* _Problem requirements_
Copy the data below exactly.

— BEGIN Material provided —

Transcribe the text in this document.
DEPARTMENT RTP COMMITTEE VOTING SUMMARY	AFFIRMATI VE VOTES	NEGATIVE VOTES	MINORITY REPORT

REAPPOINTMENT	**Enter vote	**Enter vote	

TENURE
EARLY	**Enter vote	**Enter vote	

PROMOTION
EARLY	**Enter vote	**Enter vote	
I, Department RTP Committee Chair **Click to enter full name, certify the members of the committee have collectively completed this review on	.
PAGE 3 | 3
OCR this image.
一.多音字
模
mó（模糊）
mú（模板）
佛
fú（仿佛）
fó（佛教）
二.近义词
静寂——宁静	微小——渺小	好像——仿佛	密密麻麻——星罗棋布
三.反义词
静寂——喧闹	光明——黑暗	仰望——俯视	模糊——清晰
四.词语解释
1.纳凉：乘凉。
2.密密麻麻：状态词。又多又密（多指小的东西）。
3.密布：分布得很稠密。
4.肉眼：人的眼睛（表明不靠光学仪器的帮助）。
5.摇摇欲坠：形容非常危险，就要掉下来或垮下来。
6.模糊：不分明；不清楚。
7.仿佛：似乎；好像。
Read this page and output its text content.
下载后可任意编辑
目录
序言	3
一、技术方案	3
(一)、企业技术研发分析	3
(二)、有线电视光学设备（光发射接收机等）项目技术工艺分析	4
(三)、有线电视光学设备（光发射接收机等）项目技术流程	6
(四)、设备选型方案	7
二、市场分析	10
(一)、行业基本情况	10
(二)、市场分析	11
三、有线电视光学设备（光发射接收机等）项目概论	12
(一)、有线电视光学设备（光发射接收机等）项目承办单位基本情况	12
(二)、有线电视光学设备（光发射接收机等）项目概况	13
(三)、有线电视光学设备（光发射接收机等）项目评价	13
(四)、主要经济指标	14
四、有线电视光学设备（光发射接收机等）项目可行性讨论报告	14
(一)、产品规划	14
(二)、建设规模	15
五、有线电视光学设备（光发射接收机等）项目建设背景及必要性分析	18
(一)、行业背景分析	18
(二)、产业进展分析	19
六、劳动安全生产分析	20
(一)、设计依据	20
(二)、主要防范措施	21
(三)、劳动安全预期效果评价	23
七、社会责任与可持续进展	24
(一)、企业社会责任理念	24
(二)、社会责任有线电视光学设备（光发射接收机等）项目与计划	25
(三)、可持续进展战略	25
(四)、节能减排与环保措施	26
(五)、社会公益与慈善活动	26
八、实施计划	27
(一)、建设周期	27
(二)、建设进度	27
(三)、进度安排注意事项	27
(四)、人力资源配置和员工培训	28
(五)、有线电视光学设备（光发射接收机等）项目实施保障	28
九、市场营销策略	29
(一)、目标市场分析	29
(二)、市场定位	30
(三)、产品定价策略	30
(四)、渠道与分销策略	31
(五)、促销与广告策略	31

— END Material provided —

* _Solution to the problem_
Transcribe the text in this document.
DEPARTMENT RTP COMMITTEE VOTING SUMMARY	AFFIRMATI VE VOTES	NEGATIVE VOTES	MINORITY REPORT

REAPPOINTMENT	**Enter vote	**Enter vote	

TENURE
EARLY	**Enter vote	**Enter vote	

PROMOTION
EARLY	**Enter vote	**Enter vote	
I, Department RTP Committee Chair **Click to enter full name, certify the members of the committee have collectively completed this review on	.
PAGE 3 | 3
OCR this image.
一.多音字
模
mó（模糊）
mú（模板）
佛
fú（仿佛）
fó（佛教）
二.近义词
静寂——宁静	微小——渺小	好像——仿佛	密密麻麻——星罗棋布
三.反义词
静寂——喧闹	光明——黑暗	仰望——俯视	模糊——清晰
四.词语解释
1.纳凉：乘凉。
2.密密麻麻：状态词。又多又密（多指小的东西）。
3.密布：分布得很稠密。
4.肉眼：人的眼睛（表明不靠光学仪器的帮助）。
5.摇摇欲坠：形容非常危险，就要掉下来或垮下来。
6.模糊：不分明；不清楚。
7.仿佛：似乎；好像。
Read this page and output its text content.
下载后可任意编辑
目录
序言	3
一、技术方案	3
(一)、企业技术研发分析	3
(二)、有线电视光学设备（光发射接收机等）项目技术工艺分析	4
(三)、有线电视光学设备（光发射接收机等）项目技术流程	6
(四)、设备选型方案	7
二、市场分析	10
(一)、行业基本情况	10
(二)、市场分析	11
三、有线电视光学设备（光发射接收机等）项目概论	12
(一)、有线电视光学设备（光发射接收机等）项目承办单位基本情况	12
(二)、有线电视光学设备（光发射接收机等）项目概况	13
(三)、有线电视光学设备（光发射接收机等）项目评价	13
(四)、主要经济指标	14
四、有线电视光学设备（光发射接收机等）项目可行性讨论报告	14
(一)、产品规划	14
(二)、建设规模	15
五、有线电视光学设备（光发射接收机等）项目建设背景及必要性分析	18
(一)、行业背景分析	18
(二)、产业进展分析	19
六、劳动安全生产分析	20
(一)、设计依据	20
(二)、主要防范措施	21
(三)、劳动安全预期效果评价	23
七、社会责任与可持续进展	24
(一)、企业社会责任理念	24
(二)、社会责任有线电视光学设备（光发射接收机等）项目与计划	25
(三)、可持续进展战略	25
(四)、节能减排与环保措施	26
(五)、社会公益与慈善活动	26
八、实施计划	27
(一)、建设周期	27
(二)、建设进度	27
(三)、进度安排注意事项	27
(四)、人力资源配置和员工培训	28
(五)、有线电视光学设备（光发射接收机等）项目实施保障	28
九、市场营销策略	29
(一)、目标市场分析	29
(二)、市场定位	30
(三)、产品定价策略	30
(四)、渠道与分销策略	31
(五)、促销与广告策略	31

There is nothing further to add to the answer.